(Problem) In your copy, reproduce the entries exactly as they are, minus the images.

Stored data:
--- Begin ---
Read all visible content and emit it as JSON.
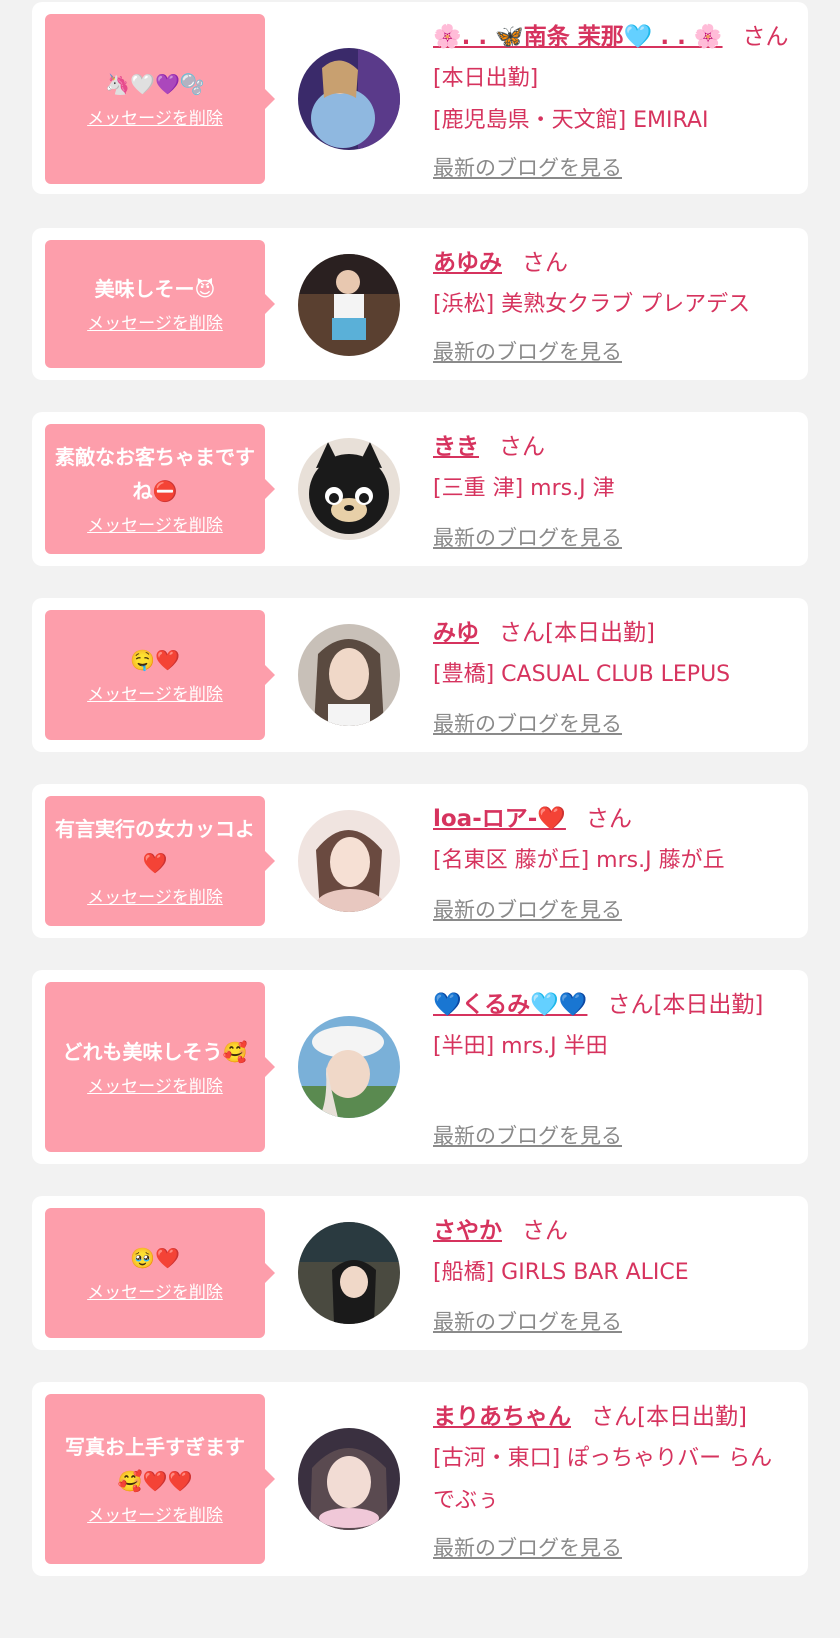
{
  "messages": [
    {
      "message": "🦄🤍💜🫧",
      "delete_label": "メッセージを削除",
      "name": "🌸. . 🦋南条 茉那🩵 . . 🌸",
      "suffix": "さん",
      "info": [
        "[本日出勤]",
        "[鹿児島県・天文館] EMIRAI"
      ],
      "blog_label": "最新のブログを見る"
    },
    {
      "message": "美味しそー😈",
      "delete_label": "メッセージを削除",
      "name": "あゆみ",
      "suffix": "さん",
      "info": [
        "[浜松] 美熟女クラブ プレアデス"
      ],
      "blog_label": "最新のブログを見る"
    },
    {
      "message": "素敵なお客ちゃまですね⛔",
      "delete_label": "メッセージを削除",
      "name": "きき",
      "suffix": "さん",
      "info": [
        "[三重 津] mrs.J 津"
      ],
      "blog_label": "最新のブログを見る"
    },
    {
      "message": "🤤❤️",
      "delete_label": "メッセージを削除",
      "name": "みゆ",
      "suffix": "さん[本日出勤]",
      "info": [
        "[豊橋] CASUAL CLUB LEPUS"
      ],
      "blog_label": "最新のブログを見る"
    },
    {
      "message": "有言実行の女カッコよ❤️",
      "delete_label": "メッセージを削除",
      "name": "loa-ロア-❤️",
      "suffix": "さん",
      "info": [
        "[名東区 藤が丘] mrs.J 藤が丘"
      ],
      "blog_label": "最新のブログを見る"
    },
    {
      "message": "どれも美味しそう🥰",
      "delete_label": "メッセージを削除",
      "name": "💙くるみ🩵💙",
      "suffix": "さん[本日出勤]",
      "info": [
        "[半田] mrs.J 半田"
      ],
      "blog_label": "最新のブログを見る"
    },
    {
      "message": "🥹❤️",
      "delete_label": "メッセージを削除",
      "name": "さやか",
      "suffix": "さん",
      "info": [
        "[船橋] GIRLS BAR ALICE"
      ],
      "blog_label": "最新のブログを見る"
    },
    {
      "message": "写真お上手すぎます🥰❤️❤️",
      "delete_label": "メッセージを削除",
      "name": "まりあちゃん",
      "suffix": "さん[本日出勤]",
      "info": [
        "[古河・東口] ぽっちゃりバー らんでぶぅ"
      ],
      "blog_label": "最新のブログを見る"
    }
  ],
  "colors": {
    "background": "#f2f2f2",
    "card": "#ffffff",
    "bubble": "#fd9eab",
    "accent": "#d6335e",
    "link_gray": "#8a8a8a"
  }
}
--- End ---
(Task answer)
Read all visible content and emit it as JSON.
{
  "messages": [
    {
      "message": "🦄🤍💜🫧",
      "delete_label": "メッセージを削除",
      "name": "🌸. . 🦋南条 茉那🩵 . . 🌸",
      "suffix": "さん",
      "info": [
        "[本日出勤]",
        "[鹿児島県・天文館] EMIRAI"
      ],
      "blog_label": "最新のブログを見る"
    },
    {
      "message": "美味しそー😈",
      "delete_label": "メッセージを削除",
      "name": "あゆみ",
      "suffix": "さん",
      "info": [
        "[浜松] 美熟女クラブ プレアデス"
      ],
      "blog_label": "最新のブログを見る"
    },
    {
      "message": "素敵なお客ちゃまですね⛔",
      "delete_label": "メッセージを削除",
      "name": "きき",
      "suffix": "さん",
      "info": [
        "[三重 津] mrs.J 津"
      ],
      "blog_label": "最新のブログを見る"
    },
    {
      "message": "🤤❤️",
      "delete_label": "メッセージを削除",
      "name": "みゆ",
      "suffix": "さん[本日出勤]",
      "info": [
        "[豊橋] CASUAL CLUB LEPUS"
      ],
      "blog_label": "最新のブログを見る"
    },
    {
      "message": "有言実行の女カッコよ❤️",
      "delete_label": "メッセージを削除",
      "name": "loa-ロア-❤️",
      "suffix": "さん",
      "info": [
        "[名東区 藤が丘] mrs.J 藤が丘"
      ],
      "blog_label": "最新のブログを見る"
    },
    {
      "message": "どれも美味しそう🥰",
      "delete_label": "メッセージを削除",
      "name": "💙くるみ🩵💙",
      "suffix": "さん[本日出勤]",
      "info": [
        "[半田] mrs.J 半田"
      ],
      "blog_label": "最新のブログを見る"
    },
    {
      "message": "🥹❤️",
      "delete_label": "メッセージを削除",
      "name": "さやか",
      "suffix": "さん",
      "info": [
        "[船橋] GIRLS BAR ALICE"
      ],
      "blog_label": "最新のブログを見る"
    },
    {
      "message": "写真お上手すぎます🥰❤️❤️",
      "delete_label": "メッセージを削除",
      "name": "まりあちゃん",
      "suffix": "さん[本日出勤]",
      "info": [
        "[古河・東口] ぽっちゃりバー らんでぶぅ"
      ],
      "blog_label": "最新のブログを見る"
    }
  ],
  "colors": {
    "background": "#f2f2f2",
    "card": "#ffffff",
    "bubble": "#fd9eab",
    "accent": "#d6335e",
    "link_gray": "#8a8a8a"
  }
}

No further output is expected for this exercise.